# STATED TASK:
Each line that holds the word "button" counts once. Give the total number of such lines and nothing else.

# RECORDED INFORMATION:
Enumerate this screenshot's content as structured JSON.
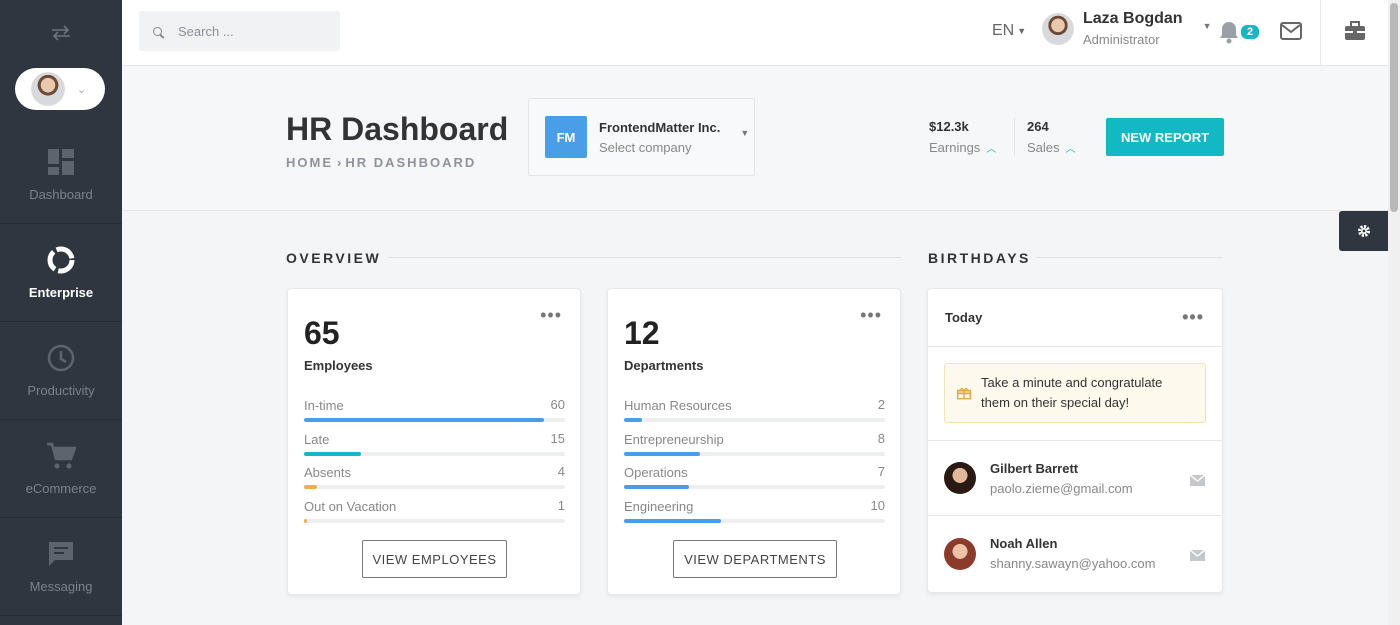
{
  "sidebar": {
    "items": [
      {
        "label": "Dashboard",
        "icon": "dashboard-icon"
      },
      {
        "label": "Enterprise",
        "icon": "donut-icon"
      },
      {
        "label": "Productivity",
        "icon": "clock-icon"
      },
      {
        "label": "eCommerce",
        "icon": "cart-icon"
      },
      {
        "label": "Messaging",
        "icon": "chat-icon"
      }
    ],
    "active": "Enterprise"
  },
  "topbar": {
    "search_placeholder": "Search ...",
    "language": "EN",
    "user_name": "Laza Bogdan",
    "user_role": "Administrator",
    "notification_count": "2"
  },
  "header": {
    "title": "HR Dashboard",
    "breadcrumb_home": "HOME",
    "breadcrumb_current": "HR DASHBOARD",
    "company_logo": "FM",
    "company_name": "FrontendMatter Inc.",
    "company_select": "Select company",
    "earnings_value": "$12.3k",
    "earnings_label": "Earnings",
    "sales_value": "264",
    "sales_label": "Sales",
    "new_report_label": "NEW REPORT"
  },
  "overview": {
    "title": "OVERVIEW",
    "employees": {
      "count": "65",
      "label": "Employees",
      "rows": [
        {
          "label": "In-time",
          "value": "60",
          "fraction": 0.92,
          "color": "#4a9ee8"
        },
        {
          "label": "Late",
          "value": "15",
          "fraction": 0.22,
          "color": "#12b8c4"
        },
        {
          "label": "Absents",
          "value": "4",
          "fraction": 0.05,
          "color": "#f0ad4e"
        },
        {
          "label": "Out on Vacation",
          "value": "1",
          "fraction": 0.01,
          "color": "#f0ad4e"
        }
      ],
      "button": "VIEW EMPLOYEES"
    },
    "departments": {
      "count": "12",
      "label": "Departments",
      "rows": [
        {
          "label": "Human Resources",
          "value": "2",
          "fraction": 0.07,
          "color": "#4a9ee8"
        },
        {
          "label": "Entrepreneurship",
          "value": "8",
          "fraction": 0.29,
          "color": "#4a9ee8"
        },
        {
          "label": "Operations",
          "value": "7",
          "fraction": 0.25,
          "color": "#4a9ee8"
        },
        {
          "label": "Engineering",
          "value": "10",
          "fraction": 0.37,
          "color": "#4a9ee8"
        }
      ],
      "button": "VIEW DEPARTMENTS"
    }
  },
  "birthdays": {
    "title": "BIRTHDAYS",
    "tab": "Today",
    "message": "Take a minute and congratulate them on their special day!",
    "people": [
      {
        "name": "Gilbert Barrett",
        "email": "paolo.zieme@gmail.com"
      },
      {
        "name": "Noah Allen",
        "email": "shanny.sawayn@yahoo.com"
      }
    ]
  },
  "colors": {
    "accent": "#12b8c4",
    "sidebar": "#2f3640",
    "company_logo": "#4a9ee8"
  }
}
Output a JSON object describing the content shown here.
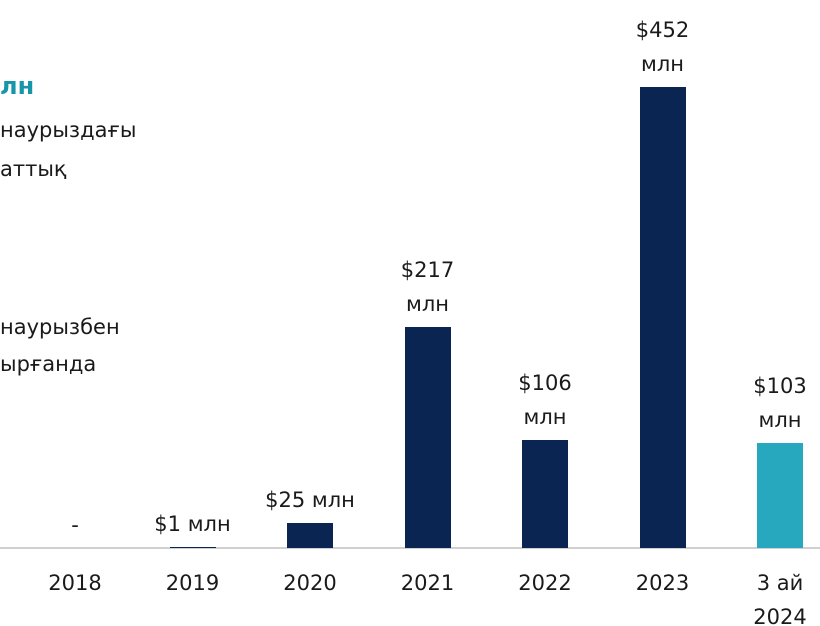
{
  "side_text": {
    "title": "лн",
    "lines": [
      "наурыздағы",
      "аттық",
      "наурызбен",
      "ырғанда"
    ]
  },
  "chart_data": {
    "type": "bar",
    "categories": [
      "2018",
      "2019",
      "2020",
      "2021",
      "2022",
      "2023",
      "3 ай 2024"
    ],
    "values": [
      0,
      1,
      25,
      217,
      106,
      452,
      103
    ],
    "value_labels": [
      "-",
      "$1 млн",
      "$25 млн",
      "$217 млн",
      "$106 млн",
      "$452 млн",
      "$103 млн"
    ],
    "colors": [
      "#0b2553",
      "#0b2553",
      "#0b2553",
      "#0b2553",
      "#0b2553",
      "#0b2553",
      "#27a8be"
    ]
  }
}
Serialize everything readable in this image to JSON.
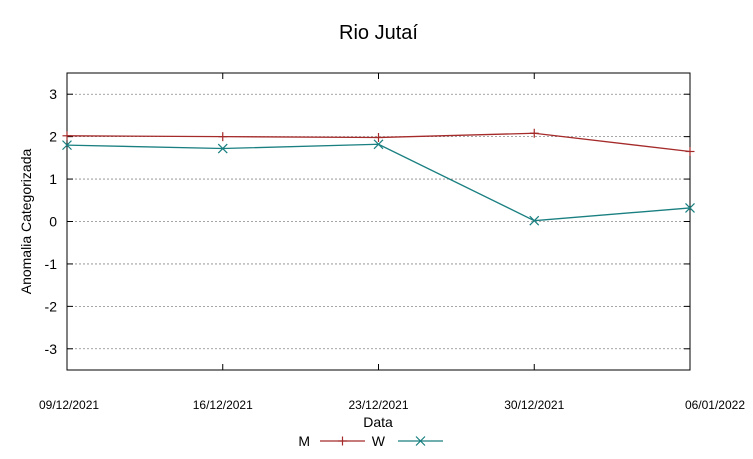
{
  "chart_data": {
    "type": "line",
    "title": "Rio Jutaí",
    "xlabel": "Data",
    "ylabel": "Anomalia Categorizada",
    "x": [
      "09/12/2021",
      "16/12/2021",
      "23/12/2021",
      "30/12/2021",
      "06/01/2022"
    ],
    "ylim": [
      -3.5,
      3.5
    ],
    "yticks": [
      3,
      2,
      1,
      0,
      -1,
      -2,
      -3
    ],
    "grid": true,
    "legend_position": "bottom-center",
    "series": [
      {
        "name": "M",
        "color": "#a52a2a",
        "marker": "plus",
        "values": [
          2.02,
          2.0,
          1.98,
          2.08,
          1.65
        ]
      },
      {
        "name": "W",
        "color": "#1a7f80",
        "marker": "cross",
        "values": [
          1.8,
          1.72,
          1.82,
          0.02,
          0.32
        ]
      }
    ]
  }
}
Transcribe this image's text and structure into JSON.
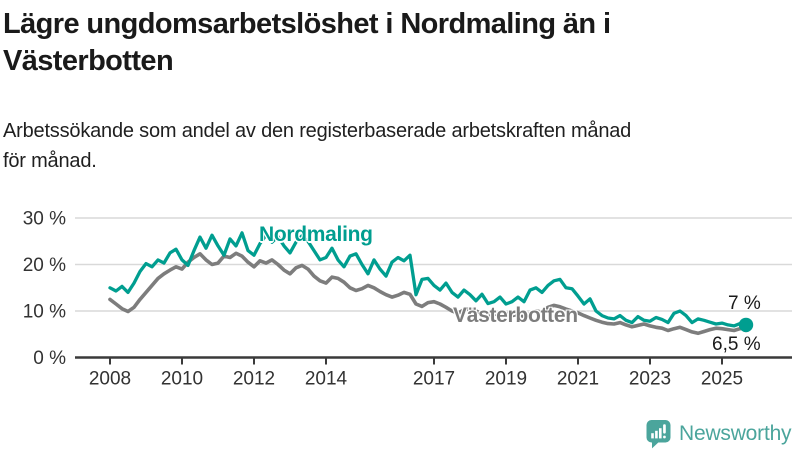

# ANSWER TO THIS EXERCISE:
2